### What this task involves
Report only the number of lines holding "vacuum".

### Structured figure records
--------

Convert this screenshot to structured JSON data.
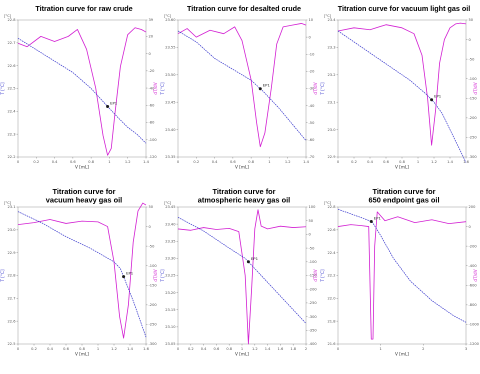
{
  "chart_data": [
    {
      "type": "line",
      "title_lines": [
        "Titration curve for raw crude"
      ],
      "xlabel": "V [mL]",
      "ylabel_left": "T [°C]",
      "ylabel_right": "dT/dV",
      "y_unit_marker": "[°C]",
      "xticks": [
        "0",
        "0.2",
        "0.4",
        "0.6",
        "0.8",
        "1",
        "1.2",
        "1.4"
      ],
      "yticks_left": [
        "22.8",
        "22.7",
        "22.6",
        "22.5",
        "22.4",
        "22.3",
        "22.2"
      ],
      "yticks_right": [
        "39",
        "20",
        "0",
        "-20",
        "-40",
        "-60",
        "-80",
        "-100",
        "-120"
      ],
      "endpoint_label": "EP1",
      "colors": {
        "temperature": "#3a3acd",
        "derivative": "#d21fd2"
      },
      "series": [
        {
          "name": "T [°C]",
          "x": [
            0,
            0.2,
            0.4,
            0.6,
            0.8,
            0.96,
            1.1,
            1.2,
            1.3,
            1.4
          ],
          "y": [
            22.72,
            22.67,
            22.62,
            22.57,
            22.5,
            22.43,
            22.37,
            22.33,
            22.3,
            22.26
          ]
        },
        {
          "name": "dT/dV",
          "x": [
            0,
            0.1,
            0.25,
            0.4,
            0.55,
            0.65,
            0.75,
            0.85,
            0.93,
            0.98,
            1.02,
            1.06,
            1.12,
            1.2,
            1.28,
            1.35,
            1.4
          ],
          "y": [
            12,
            8,
            20,
            14,
            20,
            28,
            5,
            -40,
            -95,
            -118,
            -110,
            -70,
            -15,
            22,
            30,
            28,
            25
          ]
        }
      ]
    },
    {
      "type": "line",
      "title_lines": [
        "Titration curve for desalted crude"
      ],
      "xlabel": "V [mL]",
      "ylabel_left": "T [°C]",
      "ylabel_right": "dT/dV",
      "y_unit_marker": "[°C]",
      "xticks": [
        "0",
        "0.2",
        "0.4",
        "0.6",
        "0.8",
        "1",
        "1.2",
        "1.4"
      ],
      "yticks_left": [
        "23.60",
        "23.55",
        "23.50",
        "23.45",
        "23.40",
        "23.35"
      ],
      "yticks_right": [
        "10",
        "0",
        "-10",
        "-20",
        "-30",
        "-40",
        "-50",
        "-60",
        "-70"
      ],
      "endpoint_label": "EP1",
      "colors": {
        "temperature": "#3a3acd",
        "derivative": "#d21fd2"
      },
      "series": [
        {
          "name": "T [°C]",
          "x": [
            0,
            0.2,
            0.4,
            0.6,
            0.8,
            0.93,
            1.1,
            1.2,
            1.3,
            1.4
          ],
          "y": [
            23.58,
            23.56,
            23.53,
            23.51,
            23.49,
            23.47,
            23.44,
            23.42,
            23.4,
            23.38
          ]
        },
        {
          "name": "dT/dV",
          "x": [
            0,
            0.1,
            0.2,
            0.35,
            0.5,
            0.62,
            0.7,
            0.8,
            0.86,
            0.9,
            0.95,
            1.02,
            1.08,
            1.15,
            1.25,
            1.35,
            1.4
          ],
          "y": [
            2,
            5,
            0,
            4,
            2,
            6,
            -2,
            -25,
            -50,
            -64,
            -56,
            -30,
            -4,
            6,
            7,
            8,
            7
          ]
        }
      ]
    },
    {
      "type": "line",
      "title_lines": [
        "Titration curve for vacuum light gas oil"
      ],
      "xlabel": "V [mL]",
      "ylabel_left": "T [°C]",
      "ylabel_right": "dT/dV",
      "y_unit_marker": "[°C]",
      "xticks": [
        "0",
        "0.2",
        "0.4",
        "0.6",
        "0.8",
        "1",
        "1.2",
        "1.4",
        "1.6"
      ],
      "yticks_left": [
        "23.4",
        "23.3",
        "23.2",
        "23.1",
        "23.0",
        "22.9"
      ],
      "yticks_right": [
        "50",
        "0",
        "-50",
        "-100",
        "-150",
        "-200",
        "-250",
        "-300"
      ],
      "endpoint_label": "EP1",
      "colors": {
        "temperature": "#3a3acd",
        "derivative": "#d21fd2"
      },
      "series": [
        {
          "name": "T [°C]",
          "x": [
            0,
            0.3,
            0.6,
            0.9,
            1.1,
            1.2,
            1.3,
            1.4,
            1.5,
            1.6
          ],
          "y": [
            23.36,
            23.3,
            23.24,
            23.18,
            23.13,
            23.1,
            23.06,
            23.0,
            22.94,
            22.88
          ]
        },
        {
          "name": "dT/dV",
          "x": [
            0,
            0.2,
            0.4,
            0.6,
            0.8,
            0.95,
            1.05,
            1.12,
            1.17,
            1.22,
            1.27,
            1.33,
            1.4,
            1.47,
            1.53,
            1.6
          ],
          "y": [
            22,
            30,
            25,
            38,
            30,
            15,
            -40,
            -150,
            -270,
            -180,
            -60,
            0,
            30,
            40,
            42,
            40
          ]
        }
      ]
    },
    {
      "type": "line",
      "title_lines": [
        "Titration curve for",
        "vacuum heavy gas oil"
      ],
      "xlabel": "V [mL]",
      "ylabel_left": "T [°C]",
      "ylabel_right": "dT/dV",
      "y_unit_marker": "[°C]",
      "xticks": [
        "0",
        "0.2",
        "0.4",
        "0.6",
        "0.8",
        "1",
        "1.2",
        "1.4",
        "1.6"
      ],
      "yticks_left": [
        "23.1",
        "23.0",
        "22.9",
        "22.8",
        "22.7",
        "22.6",
        "22.5"
      ],
      "yticks_right": [
        "50",
        "0",
        "-50",
        "-100",
        "-150",
        "-200",
        "-250",
        "-300"
      ],
      "endpoint_label": "EP1",
      "colors": {
        "temperature": "#3a3acd",
        "derivative": "#d21fd2"
      },
      "series": [
        {
          "name": "T [°C]",
          "x": [
            0,
            0.3,
            0.6,
            0.9,
            1.1,
            1.2,
            1.28,
            1.36,
            1.45,
            1.55,
            1.6
          ],
          "y": [
            23.08,
            23.03,
            22.97,
            22.92,
            22.88,
            22.86,
            22.83,
            22.76,
            22.68,
            22.58,
            22.53
          ]
        },
        {
          "name": "dT/dV",
          "x": [
            0,
            0.2,
            0.4,
            0.6,
            0.8,
            1.0,
            1.12,
            1.2,
            1.27,
            1.32,
            1.38,
            1.44,
            1.5,
            1.56,
            1.6
          ],
          "y": [
            5,
            10,
            18,
            8,
            14,
            12,
            0,
            -90,
            -230,
            -285,
            -200,
            -40,
            40,
            60,
            55
          ]
        }
      ]
    },
    {
      "type": "line",
      "title_lines": [
        "Titration curve for",
        "atmospheric heavy gas oil"
      ],
      "xlabel": "V [mL]",
      "ylabel_left": "T [°C]",
      "ylabel_right": "dT/dV",
      "y_unit_marker": "[°C]",
      "xticks": [
        "0",
        "0.2",
        "0.4",
        "0.6",
        "0.8",
        "1",
        "1.2",
        "1.4",
        "1.6",
        "1.8",
        "2"
      ],
      "yticks_left": [
        "23.45",
        "23.40",
        "23.35",
        "23.30",
        "23.25",
        "23.20",
        "23.15",
        "23.10",
        "23.05"
      ],
      "yticks_right": [
        "100",
        "50",
        "0",
        "-50",
        "-100",
        "-150",
        "-200",
        "-250",
        "-300",
        "-350",
        "-400"
      ],
      "endpoint_label": "EP1",
      "colors": {
        "temperature": "#3a3acd",
        "derivative": "#d21fd2"
      },
      "series": [
        {
          "name": "T [°C]",
          "x": [
            0,
            0.4,
            0.8,
            1.05,
            1.2,
            1.4,
            1.6,
            1.8,
            2.0
          ],
          "y": [
            23.42,
            23.38,
            23.33,
            23.3,
            23.27,
            23.23,
            23.19,
            23.15,
            23.11
          ]
        },
        {
          "name": "dT/dV",
          "x": [
            0,
            0.2,
            0.4,
            0.6,
            0.8,
            0.95,
            1.05,
            1.1,
            1.15,
            1.2,
            1.25,
            1.3,
            1.4,
            1.6,
            1.8,
            2.0
          ],
          "y": [
            20,
            15,
            25,
            18,
            22,
            10,
            -150,
            -400,
            -200,
            20,
            90,
            30,
            20,
            30,
            25,
            28
          ]
        }
      ]
    },
    {
      "type": "line",
      "title_lines": [
        "Titration curve for",
        "650 endpoint gas oil"
      ],
      "xlabel": "V [mL]",
      "ylabel_left": "T [°C]",
      "ylabel_right": "dT/dV",
      "y_unit_marker": "[°C]",
      "xticks": [
        "0",
        "1",
        "2",
        "3"
      ],
      "yticks_left": [
        "22.8",
        "22.6",
        "22.4",
        "22.2",
        "22.0",
        "21.8",
        "21.6"
      ],
      "yticks_right": [
        "200",
        "0",
        "-200",
        "-400",
        "-600",
        "-800",
        "-1000",
        "-1200"
      ],
      "endpoint_label": "EP1",
      "colors": {
        "temperature": "#3a3acd",
        "derivative": "#d21fd2"
      },
      "series": [
        {
          "name": "T [°C]",
          "x": [
            0,
            0.3,
            0.6,
            0.8,
            1.0,
            1.3,
            1.7,
            2.2,
            2.7,
            3.0
          ],
          "y": [
            22.78,
            22.74,
            22.7,
            22.67,
            22.55,
            22.35,
            22.15,
            21.98,
            21.85,
            21.79
          ]
        },
        {
          "name": "dT/dV",
          "x": [
            0,
            0.3,
            0.55,
            0.72,
            0.78,
            0.82,
            0.86,
            0.92,
            1.1,
            1.4,
            1.8,
            2.2,
            2.6,
            3.0
          ],
          "y": [
            0,
            20,
            10,
            0,
            -1150,
            -1150,
            -200,
            150,
            60,
            100,
            40,
            70,
            30,
            50
          ]
        }
      ]
    }
  ]
}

--------

### Output for this exercise
2